EXERCISE OBJECTIVE: Reproduce each line of the records below verbatim, without any change.

RECORDS SHOWN:
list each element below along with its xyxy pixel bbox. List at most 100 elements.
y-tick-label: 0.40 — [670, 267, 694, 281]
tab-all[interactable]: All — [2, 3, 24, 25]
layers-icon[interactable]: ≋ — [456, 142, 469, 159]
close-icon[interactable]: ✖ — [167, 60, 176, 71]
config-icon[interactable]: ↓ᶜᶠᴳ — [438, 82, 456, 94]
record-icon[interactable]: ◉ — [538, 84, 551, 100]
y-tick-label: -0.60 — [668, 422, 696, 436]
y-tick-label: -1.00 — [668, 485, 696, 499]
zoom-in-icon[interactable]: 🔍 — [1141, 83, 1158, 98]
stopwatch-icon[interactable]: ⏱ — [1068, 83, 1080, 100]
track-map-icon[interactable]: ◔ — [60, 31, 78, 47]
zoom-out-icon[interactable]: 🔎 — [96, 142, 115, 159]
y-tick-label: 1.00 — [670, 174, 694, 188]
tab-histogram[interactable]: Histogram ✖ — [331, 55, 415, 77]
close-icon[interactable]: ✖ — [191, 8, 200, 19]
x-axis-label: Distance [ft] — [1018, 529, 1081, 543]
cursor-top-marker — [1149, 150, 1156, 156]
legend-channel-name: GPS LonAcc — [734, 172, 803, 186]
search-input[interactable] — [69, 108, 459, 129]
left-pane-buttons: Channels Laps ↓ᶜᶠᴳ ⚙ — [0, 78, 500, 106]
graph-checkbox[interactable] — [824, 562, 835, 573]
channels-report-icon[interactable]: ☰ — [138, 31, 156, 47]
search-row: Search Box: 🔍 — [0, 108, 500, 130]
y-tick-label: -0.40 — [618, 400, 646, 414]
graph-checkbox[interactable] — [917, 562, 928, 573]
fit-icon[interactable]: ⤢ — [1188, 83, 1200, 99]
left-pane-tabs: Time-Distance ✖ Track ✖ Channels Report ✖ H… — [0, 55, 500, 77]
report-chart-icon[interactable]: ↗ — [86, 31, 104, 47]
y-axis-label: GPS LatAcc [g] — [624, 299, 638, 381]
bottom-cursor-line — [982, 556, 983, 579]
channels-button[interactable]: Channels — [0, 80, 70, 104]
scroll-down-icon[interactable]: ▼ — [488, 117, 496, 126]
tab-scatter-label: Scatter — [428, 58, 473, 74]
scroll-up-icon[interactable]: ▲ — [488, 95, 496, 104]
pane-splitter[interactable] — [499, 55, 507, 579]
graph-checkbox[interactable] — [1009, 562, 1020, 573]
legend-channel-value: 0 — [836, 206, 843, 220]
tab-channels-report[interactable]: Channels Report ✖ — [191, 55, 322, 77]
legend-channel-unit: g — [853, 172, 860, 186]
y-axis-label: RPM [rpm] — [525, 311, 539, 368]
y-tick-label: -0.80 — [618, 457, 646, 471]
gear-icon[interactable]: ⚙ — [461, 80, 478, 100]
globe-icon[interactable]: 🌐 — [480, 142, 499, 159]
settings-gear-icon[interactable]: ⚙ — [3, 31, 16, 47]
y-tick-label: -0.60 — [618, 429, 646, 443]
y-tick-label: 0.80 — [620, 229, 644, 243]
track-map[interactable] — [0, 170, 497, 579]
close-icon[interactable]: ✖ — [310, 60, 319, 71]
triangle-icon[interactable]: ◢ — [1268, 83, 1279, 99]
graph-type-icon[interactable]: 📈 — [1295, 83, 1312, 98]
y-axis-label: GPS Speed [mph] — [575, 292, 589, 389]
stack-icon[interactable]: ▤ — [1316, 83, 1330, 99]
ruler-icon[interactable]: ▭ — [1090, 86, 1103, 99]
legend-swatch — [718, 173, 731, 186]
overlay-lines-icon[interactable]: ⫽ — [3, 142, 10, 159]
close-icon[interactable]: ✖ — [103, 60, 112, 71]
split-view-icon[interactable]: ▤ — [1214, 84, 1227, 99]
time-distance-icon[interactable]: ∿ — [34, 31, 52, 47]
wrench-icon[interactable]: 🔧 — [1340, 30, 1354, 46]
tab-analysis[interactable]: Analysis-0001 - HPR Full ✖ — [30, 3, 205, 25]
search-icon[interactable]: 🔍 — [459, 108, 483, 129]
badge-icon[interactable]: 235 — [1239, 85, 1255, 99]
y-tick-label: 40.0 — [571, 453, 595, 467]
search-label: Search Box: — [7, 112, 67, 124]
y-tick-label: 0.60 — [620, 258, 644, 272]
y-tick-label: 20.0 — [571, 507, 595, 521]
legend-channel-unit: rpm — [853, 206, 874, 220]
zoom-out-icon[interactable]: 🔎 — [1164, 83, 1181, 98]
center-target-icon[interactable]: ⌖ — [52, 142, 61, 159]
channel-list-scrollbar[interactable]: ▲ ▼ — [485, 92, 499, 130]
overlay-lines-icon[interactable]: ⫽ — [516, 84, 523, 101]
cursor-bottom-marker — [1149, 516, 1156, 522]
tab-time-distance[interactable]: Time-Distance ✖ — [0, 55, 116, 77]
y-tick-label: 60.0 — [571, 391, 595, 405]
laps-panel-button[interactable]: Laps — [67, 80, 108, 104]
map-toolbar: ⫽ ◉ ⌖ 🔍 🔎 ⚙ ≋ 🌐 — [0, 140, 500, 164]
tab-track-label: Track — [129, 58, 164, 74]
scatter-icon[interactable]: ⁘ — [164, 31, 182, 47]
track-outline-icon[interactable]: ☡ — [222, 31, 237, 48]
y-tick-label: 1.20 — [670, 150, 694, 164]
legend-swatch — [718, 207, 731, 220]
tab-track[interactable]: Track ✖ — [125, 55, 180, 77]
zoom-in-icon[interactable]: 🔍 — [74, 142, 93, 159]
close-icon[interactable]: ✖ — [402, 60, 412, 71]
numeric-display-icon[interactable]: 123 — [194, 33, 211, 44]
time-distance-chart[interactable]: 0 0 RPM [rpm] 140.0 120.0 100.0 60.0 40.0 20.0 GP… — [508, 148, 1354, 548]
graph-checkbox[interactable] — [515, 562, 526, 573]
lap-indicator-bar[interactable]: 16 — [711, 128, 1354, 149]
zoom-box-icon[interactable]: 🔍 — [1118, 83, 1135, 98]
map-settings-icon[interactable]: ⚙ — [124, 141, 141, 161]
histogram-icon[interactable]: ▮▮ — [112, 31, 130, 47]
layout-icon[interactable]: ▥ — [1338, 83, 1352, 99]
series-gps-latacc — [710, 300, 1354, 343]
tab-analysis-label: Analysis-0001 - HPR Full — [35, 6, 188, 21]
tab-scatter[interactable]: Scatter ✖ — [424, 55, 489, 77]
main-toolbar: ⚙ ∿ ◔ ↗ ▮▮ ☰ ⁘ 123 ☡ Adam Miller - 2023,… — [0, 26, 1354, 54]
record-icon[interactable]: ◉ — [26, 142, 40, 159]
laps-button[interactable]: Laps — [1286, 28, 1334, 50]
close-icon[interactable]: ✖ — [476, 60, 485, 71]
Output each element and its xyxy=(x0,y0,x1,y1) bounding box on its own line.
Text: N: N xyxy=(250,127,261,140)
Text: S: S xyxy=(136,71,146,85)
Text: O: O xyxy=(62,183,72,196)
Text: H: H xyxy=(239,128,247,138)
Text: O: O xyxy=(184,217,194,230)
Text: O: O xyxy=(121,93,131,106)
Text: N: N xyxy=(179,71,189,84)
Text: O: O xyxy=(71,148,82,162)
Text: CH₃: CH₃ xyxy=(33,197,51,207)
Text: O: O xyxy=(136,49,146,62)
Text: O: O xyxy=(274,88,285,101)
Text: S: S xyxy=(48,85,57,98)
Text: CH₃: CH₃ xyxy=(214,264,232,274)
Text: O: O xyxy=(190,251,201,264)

CORRECT RESULT:
list each element below along with its xyxy pixel bbox. List at most 100 elements.
y-tick-label: 0.40 — [670, 267, 694, 281]
tab-all[interactable]: All — [2, 3, 24, 25]
layers-icon[interactable]: ≋ — [456, 142, 469, 159]
close-icon[interactable]: ✖ — [167, 60, 176, 71]
config-icon[interactable]: ↓ᶜᶠᴳ — [438, 82, 456, 94]
record-icon[interactable]: ◉ — [538, 84, 551, 100]
y-tick-label: -0.60 — [668, 422, 696, 436]
y-tick-label: -1.00 — [668, 485, 696, 499]
zoom-in-icon[interactable]: 🔍 — [1141, 83, 1158, 98]
stopwatch-icon[interactable]: ⏱ — [1068, 83, 1080, 100]
track-map-icon[interactable]: ◔ — [60, 31, 78, 47]
zoom-out-icon[interactable]: 🔎 — [96, 142, 115, 159]
y-tick-label: 1.00 — [670, 174, 694, 188]
tab-histogram[interactable]: Histogram ✖ — [331, 55, 415, 77]
close-icon[interactable]: ✖ — [191, 8, 200, 19]
x-axis-label: Distance [ft] — [1018, 529, 1081, 543]
cursor-top-marker — [1149, 150, 1156, 156]
legend-channel-name: GPS LonAcc — [734, 172, 803, 186]
search-input[interactable] — [69, 108, 459, 129]
left-pane-buttons: Channels Laps ↓ᶜᶠᴳ ⚙ — [0, 78, 500, 106]
graph-checkbox[interactable] — [824, 562, 835, 573]
channels-report-icon[interactable]: ☰ — [138, 31, 156, 47]
search-row: Search Box: 🔍 — [0, 108, 500, 130]
y-tick-label: -0.40 — [618, 400, 646, 414]
graph-checkbox[interactable] — [917, 562, 928, 573]
fit-icon[interactable]: ⤢ — [1188, 83, 1200, 99]
left-pane-tabs: Time-Distance ✖ Track ✖ Channels Report ✖ H… — [0, 55, 500, 77]
report-chart-icon[interactable]: ↗ — [86, 31, 104, 47]
y-axis-label: GPS LatAcc [g] — [624, 299, 638, 381]
bottom-cursor-line — [982, 556, 983, 579]
channels-button[interactable]: Channels — [0, 80, 70, 104]
scroll-down-icon[interactable]: ▼ — [488, 117, 496, 126]
tab-scatter-label: Scatter — [428, 58, 473, 74]
scroll-up-icon[interactable]: ▲ — [488, 95, 496, 104]
pane-splitter[interactable] — [499, 55, 507, 579]
graph-checkbox[interactable] — [1009, 562, 1020, 573]
legend-channel-value: 0 — [836, 206, 843, 220]
tab-channels-report[interactable]: Channels Report ✖ — [191, 55, 322, 77]
legend-channel-unit: g — [853, 172, 860, 186]
y-axis-label: RPM [rpm] — [525, 311, 539, 368]
y-tick-label: -0.80 — [618, 457, 646, 471]
gear-icon[interactable]: ⚙ — [461, 80, 478, 100]
globe-icon[interactable]: 🌐 — [480, 142, 499, 159]
settings-gear-icon[interactable]: ⚙ — [3, 31, 16, 47]
y-tick-label: -0.60 — [618, 429, 646, 443]
y-tick-label: 0.80 — [620, 229, 644, 243]
track-map[interactable] — [0, 170, 497, 579]
close-icon[interactable]: ✖ — [310, 60, 319, 71]
triangle-icon[interactable]: ◢ — [1268, 83, 1279, 99]
graph-type-icon[interactable]: 📈 — [1295, 83, 1312, 98]
y-axis-label: GPS Speed [mph] — [575, 292, 589, 389]
stack-icon[interactable]: ▤ — [1316, 83, 1330, 99]
ruler-icon[interactable]: ▭ — [1090, 86, 1103, 99]
legend-swatch — [718, 173, 731, 186]
overlay-lines-icon[interactable]: ⫽ — [3, 142, 10, 159]
close-icon[interactable]: ✖ — [103, 60, 112, 71]
split-view-icon[interactable]: ▤ — [1214, 84, 1227, 99]
time-distance-icon[interactable]: ∿ — [34, 31, 52, 47]
wrench-icon[interactable]: 🔧 — [1340, 30, 1354, 46]
tab-analysis[interactable]: Analysis-0001 - HPR Full ✖ — [30, 3, 205, 25]
search-icon[interactable]: 🔍 — [459, 108, 483, 129]
badge-icon[interactable]: 235 — [1239, 85, 1255, 99]
y-tick-label: 40.0 — [571, 453, 595, 467]
search-label: Search Box: — [7, 112, 67, 124]
y-tick-label: 0.60 — [620, 258, 644, 272]
y-tick-label: 20.0 — [571, 507, 595, 521]
legend-channel-unit: rpm — [853, 206, 874, 220]
zoom-out-icon[interactable]: 🔎 — [1164, 83, 1181, 98]
center-target-icon[interactable]: ⌖ — [52, 142, 61, 159]
channel-list-scrollbar[interactable]: ▲ ▼ — [485, 92, 499, 130]
overlay-lines-icon[interactable]: ⫽ — [516, 84, 523, 101]
cursor-bottom-marker — [1149, 516, 1156, 522]
tab-time-distance[interactable]: Time-Distance ✖ — [0, 55, 116, 77]
y-tick-label: 60.0 — [571, 391, 595, 405]
laps-panel-button[interactable]: Laps — [67, 80, 108, 104]
map-toolbar: ⫽ ◉ ⌖ 🔍 🔎 ⚙ ≋ 🌐 — [0, 140, 500, 164]
tab-track-label: Track — [129, 58, 164, 74]
scatter-icon[interactable]: ⁘ — [164, 31, 182, 47]
track-outline-icon[interactable]: ☡ — [222, 31, 237, 48]
y-tick-label: 1.20 — [670, 150, 694, 164]
legend-swatch — [718, 207, 731, 220]
tab-track[interactable]: Track ✖ — [125, 55, 180, 77]
zoom-in-icon[interactable]: 🔍 — [74, 142, 93, 159]
close-icon[interactable]: ✖ — [402, 60, 412, 71]
numeric-display-icon[interactable]: 123 — [194, 33, 211, 44]
time-distance-chart[interactable]: 0 0 RPM [rpm] 140.0 120.0 100.0 60.0 40.0 20.0 GP… — [508, 148, 1354, 548]
graph-checkbox[interactable] — [515, 562, 526, 573]
lap-indicator-bar[interactable]: 16 — [711, 128, 1354, 149]
zoom-box-icon[interactable]: 🔍 — [1118, 83, 1135, 98]
map-settings-icon[interactable]: ⚙ — [124, 141, 141, 161]
histogram-icon[interactable]: ▮▮ — [112, 31, 130, 47]
layout-icon[interactable]: ▥ — [1338, 83, 1352, 99]
series-gps-latacc — [710, 300, 1354, 343]
tab-analysis-label: Analysis-0001 - HPR Full — [35, 6, 188, 21]
tab-scatter[interactable]: Scatter ✖ — [424, 55, 489, 77]
main-toolbar: ⚙ ∿ ◔ ↗ ▮▮ ☰ ⁘ 123 ☡ Adam Miller - 2023,… — [0, 26, 1354, 54]
record-icon[interactable]: ◉ — [26, 142, 40, 159]
laps-button[interactable]: Laps — [1286, 28, 1334, 50]
close-icon[interactable]: ✖ — [476, 60, 485, 71]
Output each element and its xyxy=(x0,y0,x1,y1) bounding box on its own line.
Text: N: N xyxy=(250,127,261,140)
Text: S: S xyxy=(136,71,146,85)
Text: O: O xyxy=(62,183,72,196)
Text: H: H xyxy=(239,128,247,138)
Text: O: O xyxy=(184,217,194,230)
Text: O: O xyxy=(121,93,131,106)
Text: N: N xyxy=(179,71,189,84)
Text: O: O xyxy=(71,148,82,162)
Text: CH₃: CH₃ xyxy=(33,197,51,207)
Text: O: O xyxy=(136,49,146,62)
Text: O: O xyxy=(274,88,285,101)
Text: S: S xyxy=(48,85,57,98)
Text: CH₃: CH₃ xyxy=(214,264,232,274)
Text: O: O xyxy=(190,251,201,264)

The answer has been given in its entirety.